OBJECTIVE - Output every entry exactly as given.

PROVIDED ENTRIES -
========================
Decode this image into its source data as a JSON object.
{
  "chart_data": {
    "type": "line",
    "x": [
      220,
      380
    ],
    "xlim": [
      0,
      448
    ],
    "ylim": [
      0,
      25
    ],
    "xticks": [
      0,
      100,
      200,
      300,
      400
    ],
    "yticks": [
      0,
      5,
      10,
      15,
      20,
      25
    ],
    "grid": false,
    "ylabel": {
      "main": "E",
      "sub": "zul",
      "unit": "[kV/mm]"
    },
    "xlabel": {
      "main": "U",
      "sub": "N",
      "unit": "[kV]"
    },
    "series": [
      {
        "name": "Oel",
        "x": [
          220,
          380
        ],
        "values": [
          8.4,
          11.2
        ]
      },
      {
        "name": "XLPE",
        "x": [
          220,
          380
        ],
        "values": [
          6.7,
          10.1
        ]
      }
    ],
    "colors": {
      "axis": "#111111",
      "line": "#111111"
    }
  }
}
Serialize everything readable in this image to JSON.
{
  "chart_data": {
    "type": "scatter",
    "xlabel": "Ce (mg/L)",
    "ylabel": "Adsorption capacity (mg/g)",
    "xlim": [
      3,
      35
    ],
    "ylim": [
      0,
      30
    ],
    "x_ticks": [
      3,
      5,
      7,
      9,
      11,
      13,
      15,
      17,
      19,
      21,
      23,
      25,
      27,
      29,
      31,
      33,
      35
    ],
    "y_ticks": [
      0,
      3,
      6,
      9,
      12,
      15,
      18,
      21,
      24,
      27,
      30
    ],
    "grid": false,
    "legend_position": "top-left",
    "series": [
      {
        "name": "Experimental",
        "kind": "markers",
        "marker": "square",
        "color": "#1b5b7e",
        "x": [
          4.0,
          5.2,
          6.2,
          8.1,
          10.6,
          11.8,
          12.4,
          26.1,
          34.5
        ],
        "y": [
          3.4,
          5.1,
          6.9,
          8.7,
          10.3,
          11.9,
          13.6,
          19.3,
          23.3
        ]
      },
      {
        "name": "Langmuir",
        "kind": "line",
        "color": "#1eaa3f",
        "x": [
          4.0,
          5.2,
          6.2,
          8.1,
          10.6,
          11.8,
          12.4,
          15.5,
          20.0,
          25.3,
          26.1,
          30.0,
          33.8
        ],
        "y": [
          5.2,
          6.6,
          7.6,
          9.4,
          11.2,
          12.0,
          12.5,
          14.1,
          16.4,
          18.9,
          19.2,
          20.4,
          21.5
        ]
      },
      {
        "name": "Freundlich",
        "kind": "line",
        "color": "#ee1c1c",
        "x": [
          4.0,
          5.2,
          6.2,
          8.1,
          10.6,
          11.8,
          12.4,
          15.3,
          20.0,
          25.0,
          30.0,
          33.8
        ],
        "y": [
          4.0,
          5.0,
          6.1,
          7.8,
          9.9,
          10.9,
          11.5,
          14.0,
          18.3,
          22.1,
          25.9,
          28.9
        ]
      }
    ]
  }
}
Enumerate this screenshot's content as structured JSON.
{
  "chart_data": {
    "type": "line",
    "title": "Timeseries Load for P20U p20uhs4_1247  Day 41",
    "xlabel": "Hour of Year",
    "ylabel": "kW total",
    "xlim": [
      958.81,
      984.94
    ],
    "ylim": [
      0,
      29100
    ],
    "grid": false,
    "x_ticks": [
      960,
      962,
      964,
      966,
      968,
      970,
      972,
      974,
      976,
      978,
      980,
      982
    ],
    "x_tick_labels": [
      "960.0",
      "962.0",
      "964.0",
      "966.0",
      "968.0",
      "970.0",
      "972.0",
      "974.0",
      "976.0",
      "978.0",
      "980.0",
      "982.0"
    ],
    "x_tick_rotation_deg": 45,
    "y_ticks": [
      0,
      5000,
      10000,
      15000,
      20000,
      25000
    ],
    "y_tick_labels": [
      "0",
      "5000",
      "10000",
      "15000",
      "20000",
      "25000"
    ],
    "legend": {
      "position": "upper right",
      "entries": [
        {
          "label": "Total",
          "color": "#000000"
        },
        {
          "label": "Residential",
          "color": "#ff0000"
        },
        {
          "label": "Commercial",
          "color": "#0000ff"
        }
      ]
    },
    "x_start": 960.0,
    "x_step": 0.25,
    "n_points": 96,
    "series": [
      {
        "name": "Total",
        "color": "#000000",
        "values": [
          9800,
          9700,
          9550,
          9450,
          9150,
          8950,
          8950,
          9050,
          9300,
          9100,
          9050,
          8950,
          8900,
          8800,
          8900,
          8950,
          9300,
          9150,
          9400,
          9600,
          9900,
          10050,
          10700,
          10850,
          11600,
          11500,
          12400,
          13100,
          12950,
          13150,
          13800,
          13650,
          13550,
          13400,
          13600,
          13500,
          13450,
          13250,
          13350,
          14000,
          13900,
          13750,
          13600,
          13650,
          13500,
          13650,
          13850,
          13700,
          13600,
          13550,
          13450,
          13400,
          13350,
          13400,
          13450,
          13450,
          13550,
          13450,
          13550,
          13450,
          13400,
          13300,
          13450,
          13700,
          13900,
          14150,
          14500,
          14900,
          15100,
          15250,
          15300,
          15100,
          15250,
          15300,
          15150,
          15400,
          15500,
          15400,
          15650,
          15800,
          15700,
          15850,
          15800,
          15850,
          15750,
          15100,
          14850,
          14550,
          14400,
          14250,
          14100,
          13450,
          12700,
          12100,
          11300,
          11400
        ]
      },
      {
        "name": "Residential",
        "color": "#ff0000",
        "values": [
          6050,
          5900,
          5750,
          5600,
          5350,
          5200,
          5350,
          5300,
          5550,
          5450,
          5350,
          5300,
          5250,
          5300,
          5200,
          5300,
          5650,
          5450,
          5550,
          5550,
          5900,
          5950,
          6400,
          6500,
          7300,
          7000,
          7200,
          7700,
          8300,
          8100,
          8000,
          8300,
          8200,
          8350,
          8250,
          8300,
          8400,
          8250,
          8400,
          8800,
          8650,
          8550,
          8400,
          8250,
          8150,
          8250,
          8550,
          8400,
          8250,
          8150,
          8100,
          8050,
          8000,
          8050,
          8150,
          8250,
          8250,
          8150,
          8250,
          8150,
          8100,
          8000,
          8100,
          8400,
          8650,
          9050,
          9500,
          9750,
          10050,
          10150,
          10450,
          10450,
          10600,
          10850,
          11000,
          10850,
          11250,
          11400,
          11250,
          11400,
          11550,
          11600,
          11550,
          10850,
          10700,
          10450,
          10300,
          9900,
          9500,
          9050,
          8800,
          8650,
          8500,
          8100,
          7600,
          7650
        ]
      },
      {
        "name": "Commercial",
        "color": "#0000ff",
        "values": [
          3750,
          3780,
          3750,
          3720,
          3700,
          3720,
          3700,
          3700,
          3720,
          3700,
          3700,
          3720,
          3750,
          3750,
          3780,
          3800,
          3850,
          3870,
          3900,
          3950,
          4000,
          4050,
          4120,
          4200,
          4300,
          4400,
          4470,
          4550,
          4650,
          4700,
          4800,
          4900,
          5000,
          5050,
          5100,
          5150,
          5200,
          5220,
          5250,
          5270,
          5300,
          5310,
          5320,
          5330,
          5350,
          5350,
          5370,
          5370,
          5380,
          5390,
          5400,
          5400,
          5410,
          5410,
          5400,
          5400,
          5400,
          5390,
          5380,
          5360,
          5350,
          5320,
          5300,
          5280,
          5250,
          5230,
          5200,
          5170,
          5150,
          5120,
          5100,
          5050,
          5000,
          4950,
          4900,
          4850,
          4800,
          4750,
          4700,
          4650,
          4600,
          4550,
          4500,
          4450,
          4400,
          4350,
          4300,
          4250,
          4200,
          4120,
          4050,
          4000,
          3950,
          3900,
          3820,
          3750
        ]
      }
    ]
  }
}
========================
OUTPUT -
Decode this image into its source data as a JSON object.
{
  "chart_data": {
    "type": "line",
    "x": [
      220,
      380
    ],
    "xlim": [
      0,
      448
    ],
    "ylim": [
      0,
      25
    ],
    "xticks": [
      0,
      100,
      200,
      300,
      400
    ],
    "yticks": [
      0,
      5,
      10,
      15,
      20,
      25
    ],
    "grid": false,
    "ylabel": {
      "main": "E",
      "sub": "zul",
      "unit": "[kV/mm]"
    },
    "xlabel": {
      "main": "U",
      "sub": "N",
      "unit": "[kV]"
    },
    "series": [
      {
        "name": "Oel",
        "x": [
          220,
          380
        ],
        "values": [
          8.4,
          11.2
        ]
      },
      {
        "name": "XLPE",
        "x": [
          220,
          380
        ],
        "values": [
          6.7,
          10.1
        ]
      }
    ],
    "colors": {
      "axis": "#111111",
      "line": "#111111"
    }
  }
}
Serialize everything readable in this image to JSON.
{
  "chart_data": {
    "type": "scatter",
    "xlabel": "Ce (mg/L)",
    "ylabel": "Adsorption capacity (mg/g)",
    "xlim": [
      3,
      35
    ],
    "ylim": [
      0,
      30
    ],
    "x_ticks": [
      3,
      5,
      7,
      9,
      11,
      13,
      15,
      17,
      19,
      21,
      23,
      25,
      27,
      29,
      31,
      33,
      35
    ],
    "y_ticks": [
      0,
      3,
      6,
      9,
      12,
      15,
      18,
      21,
      24,
      27,
      30
    ],
    "grid": false,
    "legend_position": "top-left",
    "series": [
      {
        "name": "Experimental",
        "kind": "markers",
        "marker": "square",
        "color": "#1b5b7e",
        "x": [
          4.0,
          5.2,
          6.2,
          8.1,
          10.6,
          11.8,
          12.4,
          26.1,
          34.5
        ],
        "y": [
          3.4,
          5.1,
          6.9,
          8.7,
          10.3,
          11.9,
          13.6,
          19.3,
          23.3
        ]
      },
      {
        "name": "Langmuir",
        "kind": "line",
        "color": "#1eaa3f",
        "x": [
          4.0,
          5.2,
          6.2,
          8.1,
          10.6,
          11.8,
          12.4,
          15.5,
          20.0,
          25.3,
          26.1,
          30.0,
          33.8
        ],
        "y": [
          5.2,
          6.6,
          7.6,
          9.4,
          11.2,
          12.0,
          12.5,
          14.1,
          16.4,
          18.9,
          19.2,
          20.4,
          21.5
        ]
      },
      {
        "name": "Freundlich",
        "kind": "line",
        "color": "#ee1c1c",
        "x": [
          4.0,
          5.2,
          6.2,
          8.1,
          10.6,
          11.8,
          12.4,
          15.3,
          20.0,
          25.0,
          30.0,
          33.8
        ],
        "y": [
          4.0,
          5.0,
          6.1,
          7.8,
          9.9,
          10.9,
          11.5,
          14.0,
          18.3,
          22.1,
          25.9,
          28.9
        ]
      }
    ]
  }
}
Enumerate this screenshot's content as structured JSON.
{
  "chart_data": {
    "type": "line",
    "title": "Timeseries Load for P20U p20uhs4_1247  Day 41",
    "xlabel": "Hour of Year",
    "ylabel": "kW total",
    "xlim": [
      958.81,
      984.94
    ],
    "ylim": [
      0,
      29100
    ],
    "grid": false,
    "x_ticks": [
      960,
      962,
      964,
      966,
      968,
      970,
      972,
      974,
      976,
      978,
      980,
      982
    ],
    "x_tick_labels": [
      "960.0",
      "962.0",
      "964.0",
      "966.0",
      "968.0",
      "970.0",
      "972.0",
      "974.0",
      "976.0",
      "978.0",
      "980.0",
      "982.0"
    ],
    "x_tick_rotation_deg": 45,
    "y_ticks": [
      0,
      5000,
      10000,
      15000,
      20000,
      25000
    ],
    "y_tick_labels": [
      "0",
      "5000",
      "10000",
      "15000",
      "20000",
      "25000"
    ],
    "legend": {
      "position": "upper right",
      "entries": [
        {
          "label": "Total",
          "color": "#000000"
        },
        {
          "label": "Residential",
          "color": "#ff0000"
        },
        {
          "label": "Commercial",
          "color": "#0000ff"
        }
      ]
    },
    "x_start": 960.0,
    "x_step": 0.25,
    "n_points": 96,
    "series": [
      {
        "name": "Total",
        "color": "#000000",
        "values": [
          9800,
          9700,
          9550,
          9450,
          9150,
          8950,
          8950,
          9050,
          9300,
          9100,
          9050,
          8950,
          8900,
          8800,
          8900,
          8950,
          9300,
          9150,
          9400,
          9600,
          9900,
          10050,
          10700,
          10850,
          11600,
          11500,
          12400,
          13100,
          12950,
          13150,
          13800,
          13650,
          13550,
          13400,
          13600,
          13500,
          13450,
          13250,
          13350,
          14000,
          13900,
          13750,
          13600,
          13650,
          13500,
          13650,
          13850,
          13700,
          13600,
          13550,
          13450,
          13400,
          13350,
          13400,
          13450,
          13450,
          13550,
          13450,
          13550,
          13450,
          13400,
          13300,
          13450,
          13700,
          13900,
          14150,
          14500,
          14900,
          15100,
          15250,
          15300,
          15100,
          15250,
          15300,
          15150,
          15400,
          15500,
          15400,
          15650,
          15800,
          15700,
          15850,
          15800,
          15850,
          15750,
          15100,
          14850,
          14550,
          14400,
          14250,
          14100,
          13450,
          12700,
          12100,
          11300,
          11400
        ]
      },
      {
        "name": "Residential",
        "color": "#ff0000",
        "values": [
          6050,
          5900,
          5750,
          5600,
          5350,
          5200,
          5350,
          5300,
          5550,
          5450,
          5350,
          5300,
          5250,
          5300,
          5200,
          5300,
          5650,
          5450,
          5550,
          5550,
          5900,
          5950,
          6400,
          6500,
          7300,
          7000,
          7200,
          7700,
          8300,
          8100,
          8000,
          8300,
          8200,
          8350,
          8250,
          8300,
          8400,
          8250,
          8400,
          8800,
          8650,
          8550,
          8400,
          8250,
          8150,
          8250,
          8550,
          8400,
          8250,
          8150,
          8100,
          8050,
          8000,
          8050,
          8150,
          8250,
          8250,
          8150,
          8250,
          8150,
          8100,
          8000,
          8100,
          8400,
          8650,
          9050,
          9500,
          9750,
          10050,
          10150,
          10450,
          10450,
          10600,
          10850,
          11000,
          10850,
          11250,
          11400,
          11250,
          11400,
          11550,
          11600,
          11550,
          10850,
          10700,
          10450,
          10300,
          9900,
          9500,
          9050,
          8800,
          8650,
          8500,
          8100,
          7600,
          7650
        ]
      },
      {
        "name": "Commercial",
        "color": "#0000ff",
        "values": [
          3750,
          3780,
          3750,
          3720,
          3700,
          3720,
          3700,
          3700,
          3720,
          3700,
          3700,
          3720,
          3750,
          3750,
          3780,
          3800,
          3850,
          3870,
          3900,
          3950,
          4000,
          4050,
          4120,
          4200,
          4300,
          4400,
          4470,
          4550,
          4650,
          4700,
          4800,
          4900,
          5000,
          5050,
          5100,
          5150,
          5200,
          5220,
          5250,
          5270,
          5300,
          5310,
          5320,
          5330,
          5350,
          5350,
          5370,
          5370,
          5380,
          5390,
          5400,
          5400,
          5410,
          5410,
          5400,
          5400,
          5400,
          5390,
          5380,
          5360,
          5350,
          5320,
          5300,
          5280,
          5250,
          5230,
          5200,
          5170,
          5150,
          5120,
          5100,
          5050,
          5000,
          4950,
          4900,
          4850,
          4800,
          4750,
          4700,
          4650,
          4600,
          4550,
          4500,
          4450,
          4400,
          4350,
          4300,
          4250,
          4200,
          4120,
          4050,
          4000,
          3950,
          3900,
          3820,
          3750
        ]
      }
    ]
  }
}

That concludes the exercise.